In precedent with my other Substance Nodes, this blog will accompany the Histogram Equalization and Specification nodes. It will be a three part series going through each node; how they work from underlying theory to Substance Designer implementation.

First we will discuss histogram equalization, then in part two, we will cover the Substance Designer implementation before moving onto the specification node.

If you don't know what it is, you can think of it as a kind of contrast adjustment for an image. Somewhat like doing an levels adjustment or using the existing histogram nodes in Designer.

However, equalization is actually something quite different. Here is a more formal definition: Histogram equalization is a technique used to redistribute the intensity values of an image so that they are uniformly spread across the available range (typically 0 to 255 for an 8-bit image). The goal is to make the histogram of the modified image as flat as possible, meaning that each intensity value is equally probable.

If any of that did not make sense to you don't worry, hopefully it will by the end of this post. So lets begin with understanding what a histogram is exactly and why we might want to equalize it.

A histogram is a graphical representation of the distribution of pixel values within a texture. The x-axis shows the range of pixel values, and the y-axis is a count of how many pixels had those values in the image. Visually, a histogram is often used to understand the characteristics of a texture, such as brightness or value range. Programmatically, a histogram is often used to analyze and adjust the contrast, brightness, and overall tonal balance of the image.

For our histogram below, these values are grouped into 20 evenly spaced 'bins' for easier viewing (but is it common to use 256). Then each pixel value which falls into a bin, is counted.

If you divide the histogram counts by the total number of pixels in the image (a process known as normalization) and draw a continuous curve through the points, this is called a Probability Density Function (PDF). The PDF tells you the probability of a pixel having a particular value.

While a histogram provides discrete counts, a PDF gives you a continuous probability curve, a subtle but important difference. In the context of everyday 3D art and textures, they can be used interchangeably, but it's important to understand the subtle differences between them since one speaks about counts and the other probability.

If you have spent any time with Substance Designer, you have likely seen the histogram. Typically we use nodes like histogram range or auto levels as a way to manipulate it, however unlike those nodes, which are linear operations (meaning your just moving the histogram up, down or stretching it), equalization completely redistributes the values in the image, changing the profile of the histogram itself. In the image below, notice how the linear operations maintain the bell shaped hump in the center, while the equalization changed the profile completely.

In the context of texturing, this can be incredibly helpful for all kinds of things. A common use case could be for generating color information with a gradient map or my color nodes (shameless plug). Equalizing the input image will ensure that you sample the full range of colors and not bias it to a small region of the color gradient.

If you cumulate the histogram, by going through each bin, summing the count from the bin before, you create what is called a Cumulative Distribution Function (CDF).

---*---

TASK INSTRUCTIONS
1. Answer these questions from the histogram equalization post, one line each:
(a) How many bins does the post's example histogram use, and what number does it call common?
(b) What is the curve called that you get by dividing histogram counts by the total number of pixels?
(c) What do you create by cumulating the histogram bin by bin?
2. Carry on the histogram equalization post, starting after its last sentence.
The listing has no connection to the histogram equalization post.

DATASET EXCERPT
---*---

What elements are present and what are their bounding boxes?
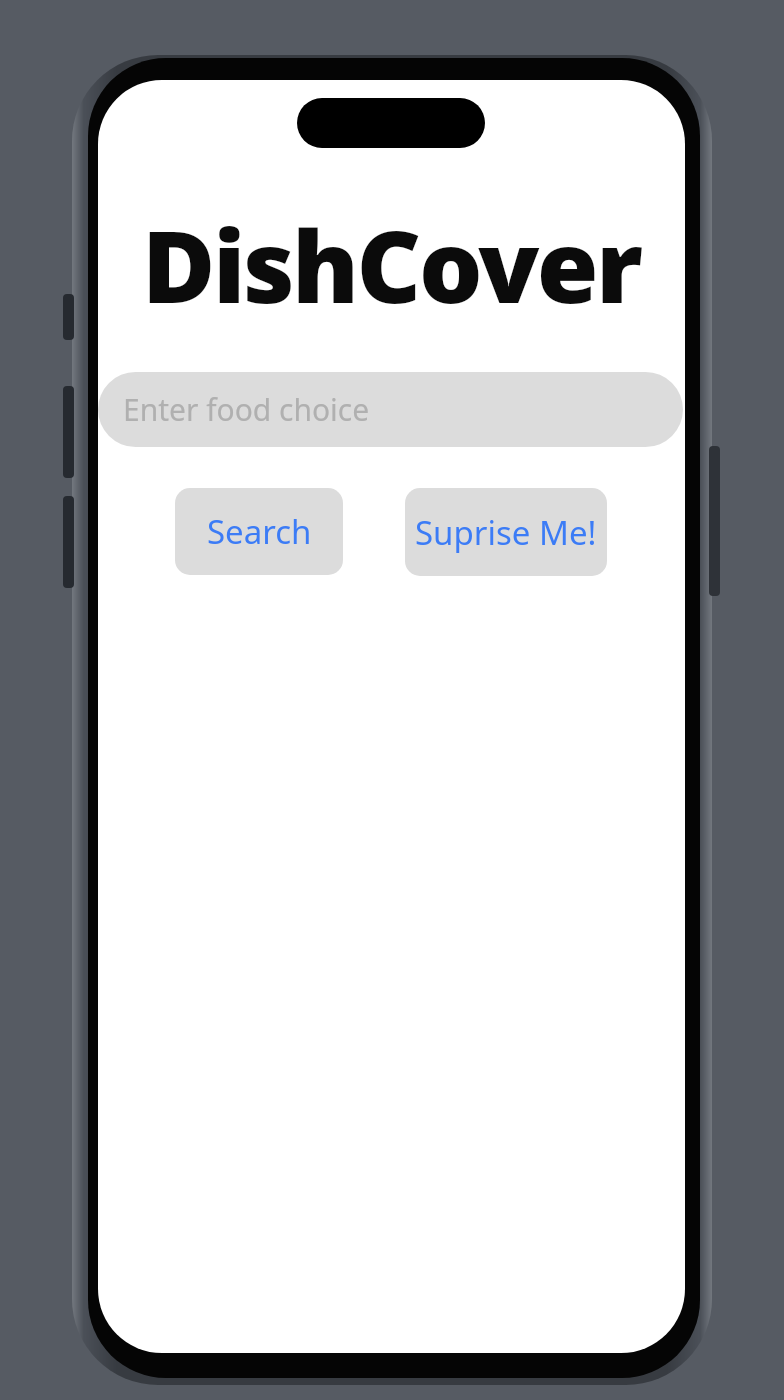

---*---

TASK-BY-TASK OUTPUTS
1.
(a) 20 bins; 256 is common.
(b) A Probability Density Function (PDF).
(c) A Cumulative Distribution Function (CDF).

2.
This function represents the probability that a pixel will have a value less than or equal to a given number. Unlike a Probability Density Function, which shows the probability of a pixel having a specific value, the CDF shows cumulative probabilities. It is not often you will come across a CDF in day to day texture work, but in the context of image processing, this information can be very useful and as you may have guessed, it is crucial for performing histogram equalization.

Lets look at some histograms to familiarize ourselves with how both PDF and CDF looks for difference types of images.

In the image below, we have a relatively mid tone image where most of the pixels are floating around the mid range. Notice how you can see this behavior represented both in the PDF with its hump in the center and the CDF transitioning sharply in the same location.

In the next image, the values are mostly residing in the upper range, which moves everything up in the PDF and CDF also.

While a darker image pushes everything to the lower range.

One very important PDF/CDF is that of an image where every pixel is equally likely. Such as a linear gradient.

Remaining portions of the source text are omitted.